> **WORK INSTRUCTIONS**
Pull out every line below that holds the word "might".

====== DATA FOR PROCESSING

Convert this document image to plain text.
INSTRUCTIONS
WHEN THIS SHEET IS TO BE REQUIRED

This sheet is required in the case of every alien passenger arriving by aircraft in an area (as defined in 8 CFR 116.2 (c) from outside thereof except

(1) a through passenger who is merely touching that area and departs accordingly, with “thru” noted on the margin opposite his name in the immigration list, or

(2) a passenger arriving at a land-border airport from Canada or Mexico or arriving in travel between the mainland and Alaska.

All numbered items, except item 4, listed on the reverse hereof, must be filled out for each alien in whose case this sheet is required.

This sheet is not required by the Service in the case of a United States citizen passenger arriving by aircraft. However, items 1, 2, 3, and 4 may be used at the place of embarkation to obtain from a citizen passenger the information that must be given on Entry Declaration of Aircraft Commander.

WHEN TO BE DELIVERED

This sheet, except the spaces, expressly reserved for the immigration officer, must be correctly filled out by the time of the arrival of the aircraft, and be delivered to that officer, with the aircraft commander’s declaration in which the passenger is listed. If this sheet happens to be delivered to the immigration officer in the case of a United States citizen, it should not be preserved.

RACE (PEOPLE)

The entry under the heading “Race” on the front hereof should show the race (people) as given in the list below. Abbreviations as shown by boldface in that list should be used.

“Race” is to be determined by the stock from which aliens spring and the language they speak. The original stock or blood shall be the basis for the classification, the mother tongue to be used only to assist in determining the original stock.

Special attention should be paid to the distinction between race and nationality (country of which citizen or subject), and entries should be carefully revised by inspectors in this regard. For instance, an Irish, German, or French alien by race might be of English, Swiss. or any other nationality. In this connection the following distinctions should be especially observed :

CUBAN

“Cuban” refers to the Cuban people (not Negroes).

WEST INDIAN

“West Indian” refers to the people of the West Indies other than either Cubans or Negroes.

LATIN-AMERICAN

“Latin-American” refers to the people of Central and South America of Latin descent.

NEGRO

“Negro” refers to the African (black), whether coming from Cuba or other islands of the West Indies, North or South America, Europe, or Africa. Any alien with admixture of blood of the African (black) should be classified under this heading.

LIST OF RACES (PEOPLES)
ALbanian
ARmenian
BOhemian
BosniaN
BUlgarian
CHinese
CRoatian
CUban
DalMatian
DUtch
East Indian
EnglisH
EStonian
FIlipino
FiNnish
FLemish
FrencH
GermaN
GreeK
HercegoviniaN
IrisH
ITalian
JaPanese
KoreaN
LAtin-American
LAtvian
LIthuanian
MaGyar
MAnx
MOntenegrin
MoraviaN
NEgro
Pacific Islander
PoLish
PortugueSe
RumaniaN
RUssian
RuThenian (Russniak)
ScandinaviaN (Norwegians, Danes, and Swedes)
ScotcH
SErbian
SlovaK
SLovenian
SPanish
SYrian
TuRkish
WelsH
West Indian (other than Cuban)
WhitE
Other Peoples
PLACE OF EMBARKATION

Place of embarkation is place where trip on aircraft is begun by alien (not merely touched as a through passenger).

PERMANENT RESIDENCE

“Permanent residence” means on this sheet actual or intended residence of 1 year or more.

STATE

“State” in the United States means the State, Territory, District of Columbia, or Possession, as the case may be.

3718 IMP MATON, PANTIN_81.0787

============
====== DATA FOR PROCESSING

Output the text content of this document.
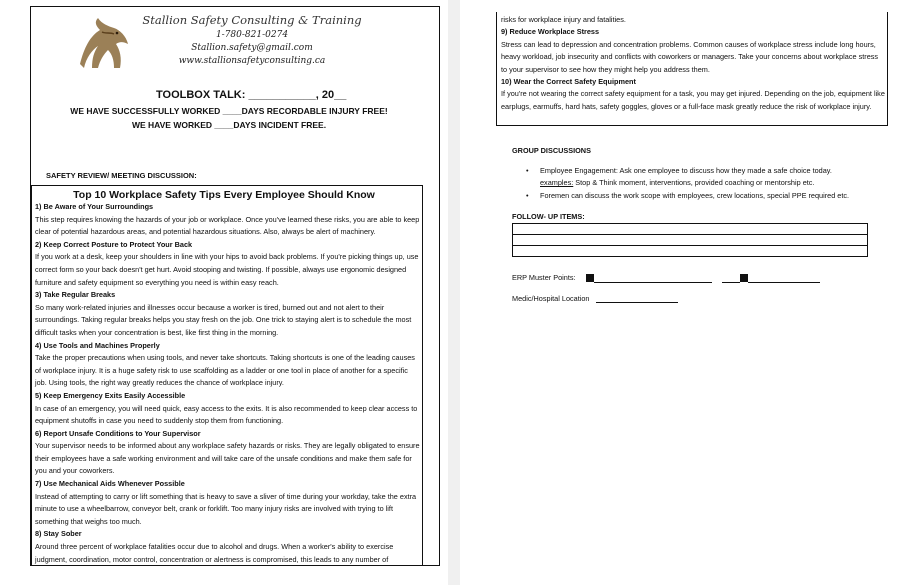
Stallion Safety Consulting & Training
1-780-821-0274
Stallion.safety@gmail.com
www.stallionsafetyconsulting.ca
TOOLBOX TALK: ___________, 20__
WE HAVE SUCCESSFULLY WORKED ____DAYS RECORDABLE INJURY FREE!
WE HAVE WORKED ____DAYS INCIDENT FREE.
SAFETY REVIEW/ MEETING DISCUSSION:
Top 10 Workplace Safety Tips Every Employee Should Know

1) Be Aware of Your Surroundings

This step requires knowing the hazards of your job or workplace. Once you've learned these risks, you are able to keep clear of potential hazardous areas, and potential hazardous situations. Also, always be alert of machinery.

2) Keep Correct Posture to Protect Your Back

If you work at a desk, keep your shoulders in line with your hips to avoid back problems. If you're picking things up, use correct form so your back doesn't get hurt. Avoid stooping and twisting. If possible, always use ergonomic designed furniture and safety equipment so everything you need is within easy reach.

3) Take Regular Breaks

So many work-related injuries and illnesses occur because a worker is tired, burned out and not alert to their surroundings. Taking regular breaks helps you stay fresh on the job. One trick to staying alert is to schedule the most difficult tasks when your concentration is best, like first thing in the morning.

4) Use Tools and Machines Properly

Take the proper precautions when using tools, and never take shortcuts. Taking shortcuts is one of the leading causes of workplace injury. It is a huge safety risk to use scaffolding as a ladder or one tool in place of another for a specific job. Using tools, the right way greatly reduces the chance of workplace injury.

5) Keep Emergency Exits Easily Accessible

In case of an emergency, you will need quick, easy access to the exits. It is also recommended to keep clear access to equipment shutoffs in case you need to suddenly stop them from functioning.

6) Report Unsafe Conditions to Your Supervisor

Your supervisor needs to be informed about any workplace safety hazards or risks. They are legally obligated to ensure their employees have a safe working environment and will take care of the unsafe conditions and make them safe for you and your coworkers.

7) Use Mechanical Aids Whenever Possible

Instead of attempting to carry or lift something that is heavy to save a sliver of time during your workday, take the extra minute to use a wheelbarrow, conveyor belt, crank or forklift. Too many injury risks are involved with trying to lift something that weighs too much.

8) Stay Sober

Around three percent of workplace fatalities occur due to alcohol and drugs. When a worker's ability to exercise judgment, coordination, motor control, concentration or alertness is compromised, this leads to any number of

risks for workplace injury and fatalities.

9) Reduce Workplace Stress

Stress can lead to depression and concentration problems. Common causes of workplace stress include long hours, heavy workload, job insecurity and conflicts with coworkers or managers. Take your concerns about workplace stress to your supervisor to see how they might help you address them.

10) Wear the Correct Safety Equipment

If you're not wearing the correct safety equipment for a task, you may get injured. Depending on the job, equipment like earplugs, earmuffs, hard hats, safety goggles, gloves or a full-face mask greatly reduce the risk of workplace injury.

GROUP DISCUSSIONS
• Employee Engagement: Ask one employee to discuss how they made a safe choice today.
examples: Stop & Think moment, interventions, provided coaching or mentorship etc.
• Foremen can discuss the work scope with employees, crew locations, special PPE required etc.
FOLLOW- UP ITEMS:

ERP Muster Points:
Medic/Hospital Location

============

> **FINISHED EXERCISE**
Special attention should be paid to the distinction between race and nationality (country of which citizen or subject), and entries should be carefully revised by inspectors in this regard. For instance, an Irish, German, or French alien by race might be of English, Swiss. or any other nationality. In this connection the following distinctions should be especially observed :
Stress can lead to depression and concentration problems. Common causes of workplace stress include long hours, heavy workload, job insecurity and conflicts with coworkers or managers. Take your concerns about workplace stress to your supervisor to see how they might help you address them.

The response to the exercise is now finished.